## TEXTO DE LEITURA
◆ ◆ ◆ ◆ ◆ ◆ ◆

Pois bem. Numa das sessões, havia duas senhoras de idade, muito recatadas, na primeira fila, atraídas provavelmente pelo apelo bíblico do título da peça. E eis que, assim que Matheus (Jó) saiu de uma sessão de pau-de-arara e, todo ensanguentado, inteiramente nu, se postou de frente para a plateia, ouviu uma das senhoras resmungar para a outra:
- Satisfeita, Iolanda?
Ele perdeu a concentração uns segundos, mas seguiu o espetáculo, que fez enorme sucesso por cerca de dois anos. (Não sei dizer se as duas senhoras seguiram até o final.)
Assim, o torcedor que estiver disposto a assistir a um jogo de futebol dirigido por Fernando Diniz deve se preparar para sofrimentos e cenas de impacto.

◆ ◆ ◆ ◆ ◆ ◆ ◆

## LISTA DE LINHAS
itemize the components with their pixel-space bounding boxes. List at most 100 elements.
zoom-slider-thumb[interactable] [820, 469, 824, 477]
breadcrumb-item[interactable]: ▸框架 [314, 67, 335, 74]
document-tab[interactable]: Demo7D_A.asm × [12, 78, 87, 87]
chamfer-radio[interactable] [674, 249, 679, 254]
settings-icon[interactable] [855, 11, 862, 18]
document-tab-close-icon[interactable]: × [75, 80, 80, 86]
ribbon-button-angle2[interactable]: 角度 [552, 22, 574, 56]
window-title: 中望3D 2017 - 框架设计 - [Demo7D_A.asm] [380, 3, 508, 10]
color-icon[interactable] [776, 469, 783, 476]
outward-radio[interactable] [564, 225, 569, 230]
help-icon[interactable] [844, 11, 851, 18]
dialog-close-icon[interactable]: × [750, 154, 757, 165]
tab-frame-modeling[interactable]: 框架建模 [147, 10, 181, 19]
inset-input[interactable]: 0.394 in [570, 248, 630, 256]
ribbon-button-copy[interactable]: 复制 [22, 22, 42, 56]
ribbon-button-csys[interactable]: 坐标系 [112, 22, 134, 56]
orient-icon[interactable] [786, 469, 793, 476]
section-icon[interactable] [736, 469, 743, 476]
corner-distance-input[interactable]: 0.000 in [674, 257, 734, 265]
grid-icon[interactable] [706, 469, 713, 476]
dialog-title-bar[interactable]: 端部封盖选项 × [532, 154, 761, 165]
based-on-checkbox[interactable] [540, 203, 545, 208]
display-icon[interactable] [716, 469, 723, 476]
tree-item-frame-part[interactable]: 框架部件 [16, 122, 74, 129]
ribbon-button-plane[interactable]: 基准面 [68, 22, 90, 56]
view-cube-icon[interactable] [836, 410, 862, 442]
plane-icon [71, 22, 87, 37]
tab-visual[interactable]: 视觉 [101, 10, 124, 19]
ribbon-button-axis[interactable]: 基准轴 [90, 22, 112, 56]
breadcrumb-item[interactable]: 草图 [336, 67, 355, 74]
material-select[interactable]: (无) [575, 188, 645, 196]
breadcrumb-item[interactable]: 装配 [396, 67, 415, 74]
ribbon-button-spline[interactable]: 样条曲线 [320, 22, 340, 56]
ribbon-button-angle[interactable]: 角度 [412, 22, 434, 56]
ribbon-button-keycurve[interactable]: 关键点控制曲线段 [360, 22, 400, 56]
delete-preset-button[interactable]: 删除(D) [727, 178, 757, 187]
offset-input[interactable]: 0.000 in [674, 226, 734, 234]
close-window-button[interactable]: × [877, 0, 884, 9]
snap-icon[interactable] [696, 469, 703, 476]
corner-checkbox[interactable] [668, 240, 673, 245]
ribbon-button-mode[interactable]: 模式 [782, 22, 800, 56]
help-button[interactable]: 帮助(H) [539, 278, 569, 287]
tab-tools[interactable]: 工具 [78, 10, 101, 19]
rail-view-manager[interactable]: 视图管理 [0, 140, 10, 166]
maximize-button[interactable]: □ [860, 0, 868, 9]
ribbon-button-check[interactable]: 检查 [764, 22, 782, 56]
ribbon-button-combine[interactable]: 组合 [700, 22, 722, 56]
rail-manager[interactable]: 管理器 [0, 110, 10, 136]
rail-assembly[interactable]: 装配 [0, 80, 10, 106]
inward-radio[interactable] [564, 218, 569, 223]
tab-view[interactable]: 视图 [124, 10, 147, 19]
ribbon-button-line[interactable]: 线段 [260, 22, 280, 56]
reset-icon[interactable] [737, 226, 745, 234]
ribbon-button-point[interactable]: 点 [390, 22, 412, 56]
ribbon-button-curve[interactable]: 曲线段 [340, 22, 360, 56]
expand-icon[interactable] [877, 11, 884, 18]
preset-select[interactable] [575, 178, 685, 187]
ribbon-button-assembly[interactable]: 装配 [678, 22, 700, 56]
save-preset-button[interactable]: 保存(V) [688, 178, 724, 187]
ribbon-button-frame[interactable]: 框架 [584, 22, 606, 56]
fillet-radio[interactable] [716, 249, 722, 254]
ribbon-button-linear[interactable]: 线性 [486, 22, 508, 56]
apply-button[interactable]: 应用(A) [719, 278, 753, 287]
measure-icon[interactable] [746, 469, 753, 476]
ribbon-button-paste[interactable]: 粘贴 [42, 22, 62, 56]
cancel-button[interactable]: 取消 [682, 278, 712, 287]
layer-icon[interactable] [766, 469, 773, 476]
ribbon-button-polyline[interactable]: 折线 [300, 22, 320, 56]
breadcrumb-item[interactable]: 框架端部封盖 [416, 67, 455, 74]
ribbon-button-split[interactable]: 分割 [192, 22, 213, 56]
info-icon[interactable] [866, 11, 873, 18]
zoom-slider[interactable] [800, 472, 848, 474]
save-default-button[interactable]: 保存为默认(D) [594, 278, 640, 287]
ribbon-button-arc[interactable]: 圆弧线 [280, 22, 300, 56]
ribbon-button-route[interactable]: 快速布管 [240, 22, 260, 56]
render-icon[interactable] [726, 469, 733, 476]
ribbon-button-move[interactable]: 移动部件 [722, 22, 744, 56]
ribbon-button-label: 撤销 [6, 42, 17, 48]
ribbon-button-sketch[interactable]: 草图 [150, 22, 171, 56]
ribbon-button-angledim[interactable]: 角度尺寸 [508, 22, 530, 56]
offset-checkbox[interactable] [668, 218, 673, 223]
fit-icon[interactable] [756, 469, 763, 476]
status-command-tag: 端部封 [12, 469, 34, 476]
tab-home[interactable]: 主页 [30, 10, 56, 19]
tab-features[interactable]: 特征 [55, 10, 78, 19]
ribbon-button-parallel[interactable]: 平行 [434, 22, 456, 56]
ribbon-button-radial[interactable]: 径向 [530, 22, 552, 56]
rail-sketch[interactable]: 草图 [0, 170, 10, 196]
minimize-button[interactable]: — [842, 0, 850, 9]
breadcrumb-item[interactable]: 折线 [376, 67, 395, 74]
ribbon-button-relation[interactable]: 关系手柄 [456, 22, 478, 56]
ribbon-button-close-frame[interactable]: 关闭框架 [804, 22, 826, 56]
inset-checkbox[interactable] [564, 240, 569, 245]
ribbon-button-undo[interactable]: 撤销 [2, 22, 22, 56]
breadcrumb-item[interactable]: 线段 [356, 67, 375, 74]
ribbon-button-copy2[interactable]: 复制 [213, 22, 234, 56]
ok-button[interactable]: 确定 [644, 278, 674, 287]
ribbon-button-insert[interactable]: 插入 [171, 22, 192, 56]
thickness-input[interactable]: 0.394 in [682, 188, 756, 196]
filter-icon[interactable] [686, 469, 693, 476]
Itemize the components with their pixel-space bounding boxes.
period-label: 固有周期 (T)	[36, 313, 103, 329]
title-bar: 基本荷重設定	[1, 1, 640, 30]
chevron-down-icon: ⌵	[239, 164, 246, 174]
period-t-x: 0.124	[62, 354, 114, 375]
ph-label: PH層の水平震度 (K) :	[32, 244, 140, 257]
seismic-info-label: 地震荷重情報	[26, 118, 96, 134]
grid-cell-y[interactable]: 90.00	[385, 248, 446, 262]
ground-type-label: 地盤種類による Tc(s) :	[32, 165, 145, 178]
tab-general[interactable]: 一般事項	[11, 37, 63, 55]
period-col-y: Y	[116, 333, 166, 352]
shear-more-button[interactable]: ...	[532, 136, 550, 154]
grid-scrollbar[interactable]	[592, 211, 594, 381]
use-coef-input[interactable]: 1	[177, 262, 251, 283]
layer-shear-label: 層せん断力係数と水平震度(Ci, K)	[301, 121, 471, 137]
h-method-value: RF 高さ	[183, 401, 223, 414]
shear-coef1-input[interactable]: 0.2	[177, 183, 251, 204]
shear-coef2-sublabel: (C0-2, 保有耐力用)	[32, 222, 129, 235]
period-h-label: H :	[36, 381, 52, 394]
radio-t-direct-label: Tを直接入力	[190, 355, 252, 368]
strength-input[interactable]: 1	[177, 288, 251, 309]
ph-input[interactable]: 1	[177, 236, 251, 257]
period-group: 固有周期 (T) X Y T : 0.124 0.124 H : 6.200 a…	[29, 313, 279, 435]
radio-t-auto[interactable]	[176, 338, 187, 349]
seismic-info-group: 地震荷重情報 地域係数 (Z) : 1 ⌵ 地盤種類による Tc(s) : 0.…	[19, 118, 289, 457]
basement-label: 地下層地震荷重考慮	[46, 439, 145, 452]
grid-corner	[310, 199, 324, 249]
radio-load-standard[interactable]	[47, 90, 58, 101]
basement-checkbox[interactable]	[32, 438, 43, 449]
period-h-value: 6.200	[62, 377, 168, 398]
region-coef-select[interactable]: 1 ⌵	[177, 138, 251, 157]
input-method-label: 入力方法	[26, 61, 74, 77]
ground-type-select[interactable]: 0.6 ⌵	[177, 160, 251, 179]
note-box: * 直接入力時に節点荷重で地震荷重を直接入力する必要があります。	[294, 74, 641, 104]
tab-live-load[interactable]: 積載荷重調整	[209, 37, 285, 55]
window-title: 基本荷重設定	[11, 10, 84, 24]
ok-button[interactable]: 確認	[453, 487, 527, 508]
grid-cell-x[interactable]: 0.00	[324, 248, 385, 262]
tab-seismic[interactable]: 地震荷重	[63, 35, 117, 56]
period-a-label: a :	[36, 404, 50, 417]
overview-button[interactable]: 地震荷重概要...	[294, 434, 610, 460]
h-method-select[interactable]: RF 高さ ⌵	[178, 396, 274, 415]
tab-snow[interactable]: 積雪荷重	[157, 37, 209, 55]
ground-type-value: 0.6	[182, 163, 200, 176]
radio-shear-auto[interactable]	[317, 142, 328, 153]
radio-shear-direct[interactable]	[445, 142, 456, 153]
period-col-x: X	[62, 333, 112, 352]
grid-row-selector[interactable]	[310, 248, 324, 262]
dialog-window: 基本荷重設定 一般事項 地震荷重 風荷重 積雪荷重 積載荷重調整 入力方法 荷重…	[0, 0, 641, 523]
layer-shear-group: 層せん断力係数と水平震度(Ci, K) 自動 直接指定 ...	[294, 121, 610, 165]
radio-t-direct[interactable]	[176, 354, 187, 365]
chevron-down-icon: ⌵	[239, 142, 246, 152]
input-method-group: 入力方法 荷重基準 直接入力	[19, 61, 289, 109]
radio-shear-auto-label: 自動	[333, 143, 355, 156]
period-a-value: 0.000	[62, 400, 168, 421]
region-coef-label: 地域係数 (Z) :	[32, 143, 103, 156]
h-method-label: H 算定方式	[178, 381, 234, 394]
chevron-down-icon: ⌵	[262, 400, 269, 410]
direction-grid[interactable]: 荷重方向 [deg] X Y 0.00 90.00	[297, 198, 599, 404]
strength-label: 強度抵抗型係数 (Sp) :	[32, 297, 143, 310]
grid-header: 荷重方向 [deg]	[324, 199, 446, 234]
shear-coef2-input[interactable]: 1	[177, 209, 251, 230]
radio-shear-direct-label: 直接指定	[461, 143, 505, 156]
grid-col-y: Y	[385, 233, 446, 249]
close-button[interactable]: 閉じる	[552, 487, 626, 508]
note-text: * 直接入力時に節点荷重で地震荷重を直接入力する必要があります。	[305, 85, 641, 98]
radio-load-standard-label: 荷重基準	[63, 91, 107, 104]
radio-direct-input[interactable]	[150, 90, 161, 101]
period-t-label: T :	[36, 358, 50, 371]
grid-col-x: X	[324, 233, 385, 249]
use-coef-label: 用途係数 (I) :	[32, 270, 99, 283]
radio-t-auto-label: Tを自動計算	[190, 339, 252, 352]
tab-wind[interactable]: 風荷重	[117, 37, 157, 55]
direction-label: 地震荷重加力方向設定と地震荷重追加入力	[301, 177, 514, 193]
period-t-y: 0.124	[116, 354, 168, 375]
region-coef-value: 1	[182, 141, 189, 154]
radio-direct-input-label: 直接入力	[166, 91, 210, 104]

◆ ◆ ◆ ◆ ◆ ◆ ◆

## TAREFAS DO EXERCÍCIO
A: Nas linhas, reescreva apenas o trecho que vai do início até a linha que contém "tab-frame-modeling[interactable]: 框架建模 [147, 10, 181, 19]", inclusive. Troque "interactable" por "clickable" e mantenha todo o resto igual.
B: Escreva uma continuação para o texto sobre a peça de teatro e o futebol, começando logo depois da última frase.
O texto e as linhas foram tirados de fontes diferentes.

## TAREFAS RESOLVIDAS
A:
itemize the components with their pixel-space bounding boxes. List at most 100 elements.
zoom-slider-thumb[clickable] [820, 469, 824, 477]
breadcrumb-item[clickable]: ▸框架 [314, 67, 335, 74]
document-tab[clickable]: Demo7D_A.asm × [12, 78, 87, 87]
chamfer-radio[clickable] [674, 249, 679, 254]
settings-icon[clickable] [855, 11, 862, 18]
document-tab-close-icon[clickable]: × [75, 80, 80, 86]
ribbon-button-angle2[clickable]: 角度 [552, 22, 574, 56]
window-title: 中望3D 2017 - 框架设计 - [Demo7D_A.asm] [380, 3, 508, 10]
color-icon[clickable] [776, 469, 783, 476]
outward-radio[clickable] [564, 225, 569, 230]
help-icon[clickable] [844, 11, 851, 18]
dialog-close-icon[clickable]: × [750, 154, 757, 165]
tab-frame-modeling[clickable]: 框架建模 [147, 10, 181, 19]

B:
Mas precisa sempre manter as mesmas paciência e fé de Jó.
Por dois motivos.
Primeiro, porque a história bíblica, assim como a peça do Teatro da Vertigem, é belíssima.
Segundo, porque, no final, Jó é recompensado por Deus e recupera toda a sua saúde, suas riquezas, seus filhos, seus amigos e sua esposa.
E o público então pode respirar calmamente.
Esse é o jogo, esse é o espetáculo.
Satisfeito?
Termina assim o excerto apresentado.